Records excerpted from a collection

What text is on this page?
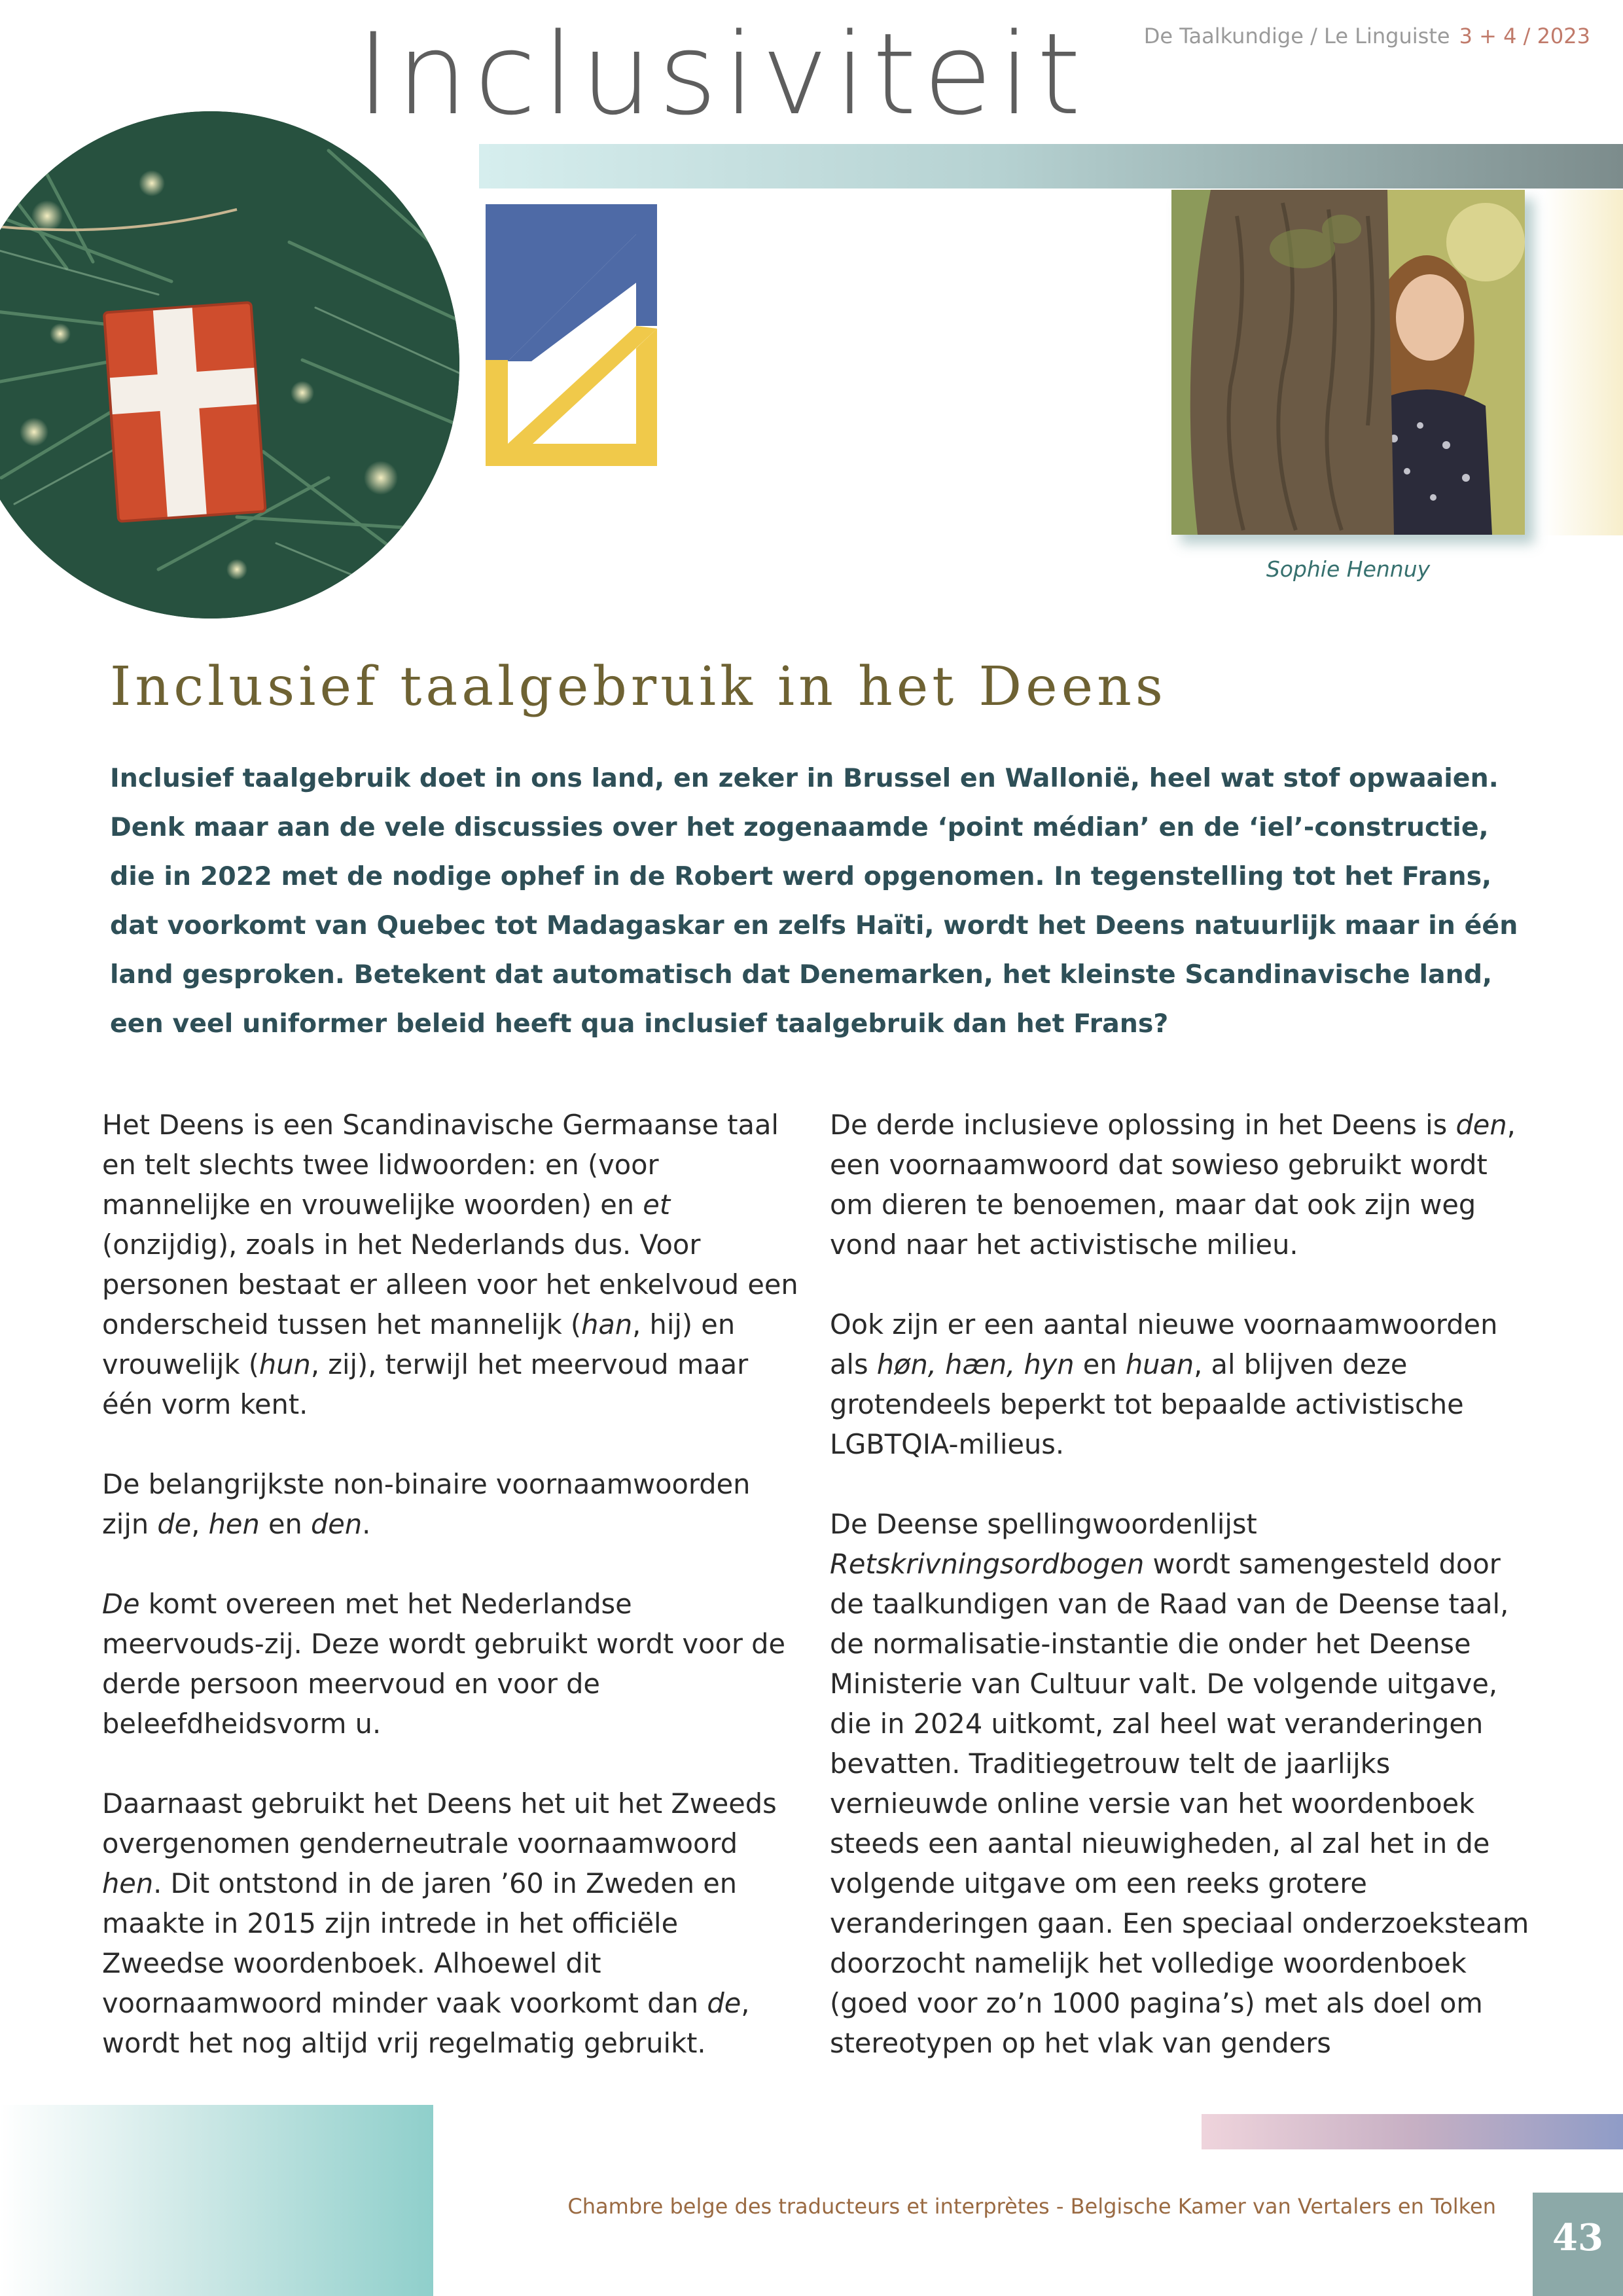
Inclusiviteit	De Taalkundige / Le Linguiste 3 + 4 / 2023
Sophie Hennuy
Inclusief taalgebruik in het Deens

Inclusief taalgebruik doet in ons land, en zeker in Brussel en Wallonië, heel wat stof opwaaien. Denk maar aan de vele discussies over het zogenaamde ‘point médian’ en de ‘iel’-constructie, die in 2022 met de nodige ophef in de Robert werd opgenomen. In tegenstelling tot het Frans, dat voorkomt van Quebec tot Madagaskar en zelfs Haïti, wordt het Deens natuurlijk maar in één land gesproken. Betekent dat automatisch dat Denemarken, het kleinste Scandinavische land, een veel uniformer beleid heeft qua inclusief taalgebruik dan het Frans?

Het Deens is een Scandinavische Germaanse taal en telt slechts twee lidwoorden: en (voor mannelijke en vrouwelijke woorden) en et (onzijdig), zoals in het Nederlands dus. Voor personen bestaat er alleen voor het enkelvoud een onderscheid tussen het mannelijk (han, hij) en vrouwelijk (hun, zij), terwijl het meervoud maar één vorm kent.

De belangrijkste non-binaire voornaamwoorden zijn de, hen en den.

De komt overeen met het Nederlandse meervouds-zij. Deze wordt gebruikt wordt voor de derde persoon meervoud en voor de beleefdheidsvorm u.

Daarnaast gebruikt het Deens het uit het Zweeds overgenomen genderneutrale voornaamwoord hen. Dit ontstond in de jaren ’60 in Zweden en maakte in 2015 zijn intrede in het officiële Zweedse woordenboek. Alhoewel dit voornaamwoord minder vaak voorkomt dan de, wordt het nog altijd vrij regelmatig gebruikt.

De derde inclusieve oplossing in het Deens is den, een voornaamwoord dat sowieso gebruikt wordt om dieren te benoemen, maar dat ook zijn weg vond naar het activistische milieu.

Ook zijn er een aantal nieuwe voornaamwoorden als høn, hæn, hyn en huan, al blijven deze grotendeels beperkt tot bepaalde activistische LGBTQIA-milieus.

De Deense spellingwoordenlijst Retskrivningsordbogen wordt samengesteld door de taalkundigen van de Raad van de Deense taal, de normalisatie-instantie die onder het Deense Ministerie van Cultuur valt. De volgende uitgave, die in 2024 uitkomt, zal heel wat veranderingen bevatten. Traditiegetrouw telt de jaarlijks vernieuwde online versie van het woordenboek steeds een aantal nieuwigheden, al zal het in de volgende uitgave om een reeks grotere veranderingen gaan. Een speciaal onderzoeksteam doorzocht namelijk het volledige woordenboek (goed voor zo’n 1000 pagina’s) met als doel om stereotypen op het vlak van genders

Chambre belge des traducteurs et interprètes - Belgische Kamer van Vertalers en Tolken
43
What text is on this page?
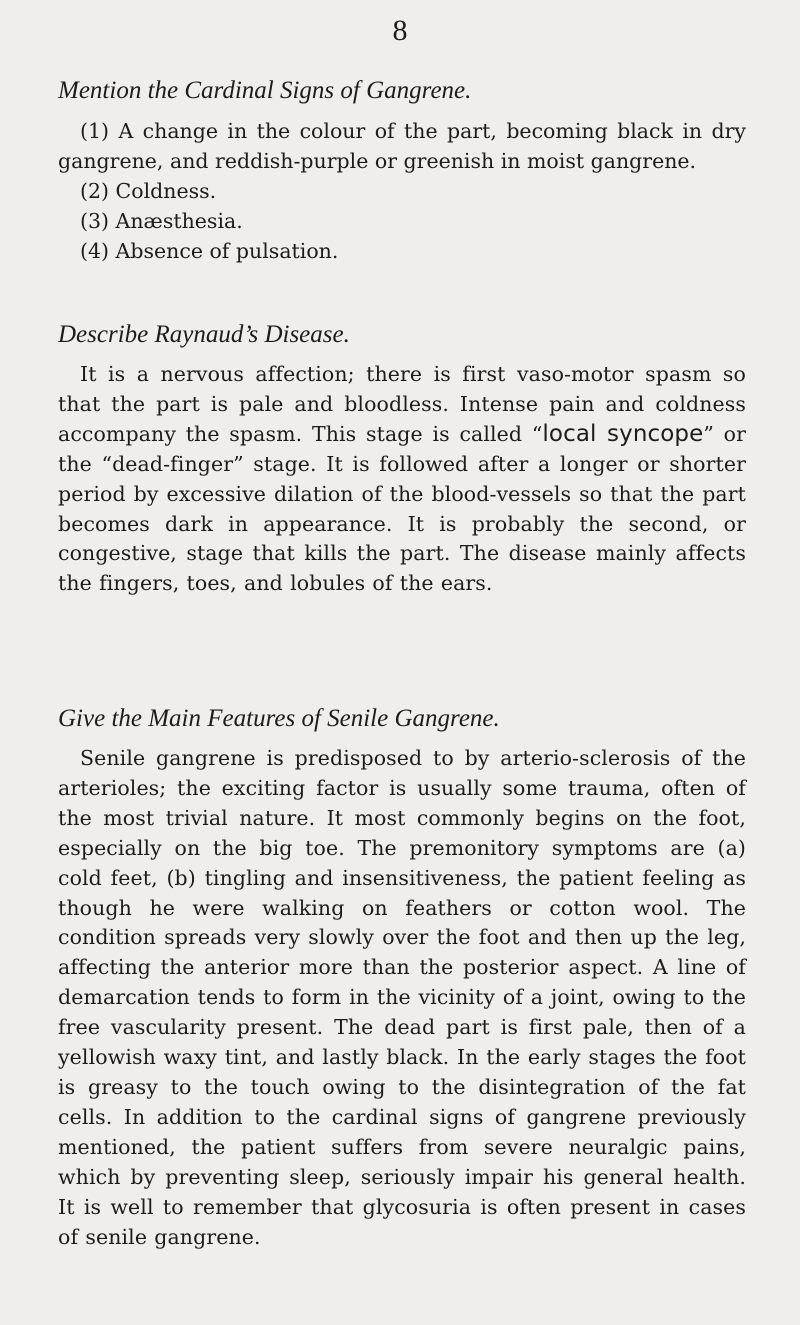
8
Mention the Cardinal Signs of Gangrene.
(1) A change in the colour of the part, becoming black in dry gangrene, and reddish-purple or greenish in moist gangrene.
(2) Coldness.
(3) Anæsthesia.
(4) Absence of pulsation.
Describe Raynaud’s Disease.

It is a nervous affection; there is first vaso-motor spasm so that the part is pale and bloodless. Intense pain and coldness accompany the spasm. This stage is called “local syncope” or the “dead-finger” stage. It is followed after a longer or shorter period by excessive dilation of the blood-vessels so that the part becomes dark in appearance. It is probably the second, or congestive, stage that kills the part. The disease mainly affects the fingers, toes, and lobules of the ears.

Give the Main Features of Senile Gangrene.

Senile gangrene is predisposed to by arterio-sclerosis of the arterioles; the exciting factor is usually some trauma, often of the most trivial nature. It most commonly begins on the foot, especially on the big toe. The premonitory symptoms are (a) cold feet, (b) tingling and insensitiveness, the patient feeling as though he were walking on feathers or cotton wool. The condition spreads very slowly over the foot and then up the leg, affecting the anterior more than the posterior aspect. A line of demarcation tends to form in the vicinity of a joint, owing to the free vascularity present. The dead part is first pale, then of a yellowish waxy tint, and lastly black. In the early stages the foot is greasy to the touch owing to the disintegration of the fat cells. In addition to the cardinal signs of gangrene previously mentioned, the patient suffers from severe neuralgic pains, which by preventing sleep, seriously impair his general health. It is well to remember that glycosuria is often present in cases of senile gangrene.
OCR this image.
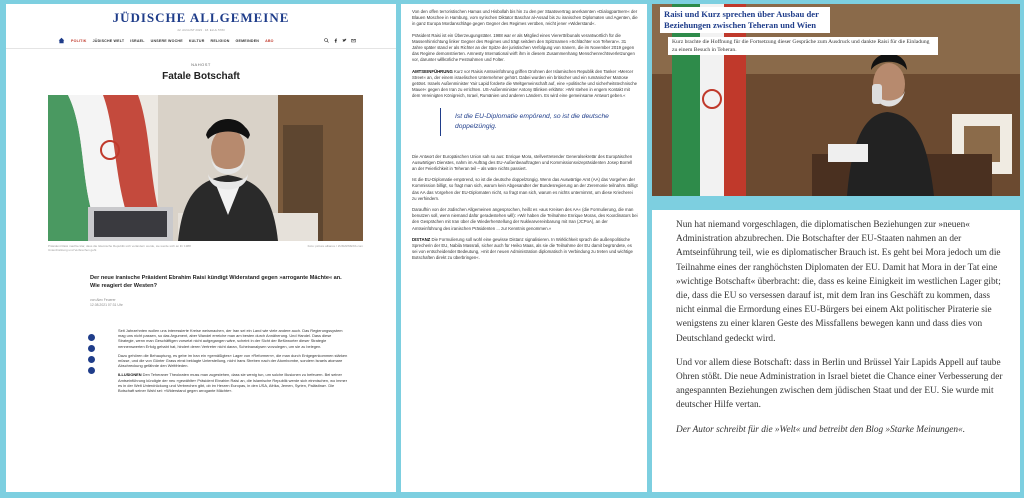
JÜDISCHE ALLGEMEINE
22. AUGUST 2023 · 18. ELUL 5783
POLITIK JÜDISCHE WELT ISRAEL UNSERE WOCHE KULTUR RELIGION GEMEINDEN ABO
NAHOST
Fatale Botschaft
Präsident Raisi machte klar, dass die Islamische Republik sich verändern werde, sie werde sich an ihr 1988 Unterdrückung und Verbrechen geht
Foto: picture alliance / ZUMAPRESS.com
Der neue iranische Präsident Ebrahim Raisi kündigt Widerstand gegen »arrogante Mächte« an. Wie reagiert der Westen?
von Alex Feuerer
12.08.2021 07:31 Uhr

Seit Jahrzehnten wollen uns interessierte Kreise weismachen, der Iran sei ein Land wie viele andere auch. Das Regierungssystem mag uns nicht passen, so das Argument, aber Wandel erreiche man am besten durch Annäherung. Und Handel. Dass diese Strategie, wenn man Geschäftigen vorsetzt nicht aufgegangen wäre, scheint in der Sicht der Befürworter dieser Strategie nennenswerten Erfolg gehabt hat, hindert deren Vertreter nicht daran, Scheinanalysen vorzulegen, um sie zu belegen.

Dazu gehören die Behauptung, es gebe im Iran ein »gemäßigtes« Lager von »Reformern«, die man durch Entgegenkommen stärken müsse, und die von Günter Grass einst beklagte Unterstellung, nicht Irans Streben nach der Atombombe, sondern Israels atomare Abschreckung gefährde den Weltfrieden.

ILLUSIONEN Den Teheraner Theokraten muss man zugestehen, dass sie wenig tun, um solche Illusionen zu befeuern. Bei seiner Amtseinführung kündigte der neu »gewählte« Präsident Ebrahim Raisi an, die Islamische Republik werde sich einmischen, wo immer es in der Welt Unterdrückung und Verbrechen gibt, ob im Herzen Europas, in den USA, Afrika, Jemen, Syrien, Palästina«. Die Botschaft seiner Wahl sei: »Widerstand gegen arrogante Mächte«.

Von den offen terroristischen Hamas und Hisbollah bis hin zu den per Staatsvertrag anerkannten »Dialogpartnern« der Blauen Moschee in Hamburg, vom syrischen Diktator Baschar al-Assad bis zu iranischen Diplomaten und Agenten, die in ganz Europa Mordanschläge gegen Gegner des Regimes verüben, reicht jener »Widerstand«.

Präsident Raisi ist ein Überzeugungstäter. 1988 war er als Mitglied eines Viererttribunals verantwortlich für die Massenhinrichtung linker Gegner des Regimes und trägt seitdem den Spitznamen »Schlächter von Teheran«. 31 Jahre später stand er als Richter an der Spitze der juristischen Verfolgung von Iranern, die im November 2019 gegen das Regime demonstrierten. Amnesty International wirft ihm in diesem Zusammenhang Menschenrechtsverletzungen vor, darunter willkürliche Festnahmen und Folter.

AMTSEINFÜHRUNG Kurz vor Raisis Amtseinführung griffen Drohnen der Islamischen Republik den Tanker »Mercer Street« an, der einem israelischen Unternehmer gehört. Dabei wurden ein britischer und ein rumänischer Matrose getötet. Israels Außenminister Yair Lapid forderte die Weltgemeinschaft auf, eine »politische und sicherheitstechnische Mauer« gegen den Iran zu errichten. US-Außenminister Antony Blinken erklärte: »Wir stehen in engem Kontakt mit dem Vereinigten Königreich, Israel, Rumänien und anderen Ländern. Es wird eine gemeinsame Antwort geben.«

Ist die EU-Diplomatie empörend, so ist die deutsche doppelzüngig.

Die Antwort der Europäischen Union sah so aus: Enrique Mora, stellvertretender Generalsekretär des Europäischen Auswärtigen Dienstes, nahm im Auftrag des EU-Außenbeauftragten und Kommissionsvizepräsidenten Josep Borrell an der Feierlichkeit in Teheran teil – als wäre nichts passiert.

Ist die EU-Diplomatie empörend, so ist die deutsche doppelzüngig. Wenn das Auswärtige Amt (AA) das Vorgehen der Kommission billigt, so fragt man sich, warum kein Abgesandter der Bundesregierung an der Zeremonie teilnahm. Billigt das AA das Vorgehen der EU-Diplomaten nicht, so fragt man sich, warum es nichts unternimmt, um diese Kriecherei zu verhindern.

Daraufhin von der Jüdischen Allgemeinen angesprochen, heißt es »aus Kreisen des AA« (die Formulierung, die man benutzen soll, wenn niemand dafür geradestehen will): »Wir haben die Teilnahme Enrique Moras, des Koordinators bei den Gesprächen mit Iran über die Wiederherstellung der Nuklearvereinbarung mit Iran (JCPoA), an der Amtseinführung des iranischen Präsidenten ... zur Kenntnis genommen.«

DISTANZ Die Formulierung soll wohl eine gewisse Distanz signalisieren. In Wirklichkeit sprach die außenpolitische Sprecherin der EU, Nabila Massrali, sicher auch für Heiko Maas, als sie die Teilnahme der EU damit begründete, es sei von entscheidender Bedeutung, »mit der neuen Administration diplomatisch in Verbindung zu treten und wichtige Botschaften direkt zu überbringen«.

Raisi und Kurz sprechen über Ausbau der Beziehungen zwischen Teheran und Wien
Kurz brachte die Hoffnung für die Fortsetzung dieser Gespräche zum Ausdruck und dankte Raisi für die Einladung zu einem Besuch in Teheran.

Nun hat niemand vorgeschlagen, die diplomatischen Beziehungen zur »neuen« Administration abzubrechen. Die Botschafter der EU-Staaten nahmen an der Amtseinführung teil, wie es diplomatischer Brauch ist. Es geht bei Mora jedoch um die Teilnahme eines der ranghöchsten Diplomaten der EU. Damit hat Mora in der Tat eine »wichtige Botschaft« überbracht: die, dass es keine Einigkeit im westlichen Lager gibt; die, dass die EU so versessen darauf ist, mit dem Iran ins Geschäft zu kommen, dass nicht einmal die Ermordung eines EU-Bürgers bei einem Akt politischer Piraterie sie wenigstens zu einer klaren Geste des Missfallens bewegen kann und dass dies von Deutschland gedeckt wird.

Und vor allem diese Botschaft: dass in Berlin und Brüssel Yair Lapids Appell auf taube Ohren stößt. Die neue Administration in Israel bietet die Chance einer Verbesserung der angespannten Beziehungen zwischen dem jüdischen Staat und der EU. Sie wurde mit deutscher Hilfe vertan.

Der Autor schreibt für die »Welt« und betreibt den Blog »Starke Meinungen«.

§ **ASSIGNMENT**
In the records above, find every line with the word "zwischen" and copy it.

§ **RESULT FOR THIS EXERCISE**
Raisi und Kurz sprechen über Ausbau der Beziehungen zwischen Teheran und Wien
Und vor allem diese Botschaft: dass in Berlin und Brüssel Yair Lapids Appell auf taube Ohren stößt. Die neue Administration in Israel bietet die Chance einer Verbesserung der angespannten Beziehungen zwischen dem jüdischen Staat und der EU. Sie wurde mit deutscher Hilfe vertan.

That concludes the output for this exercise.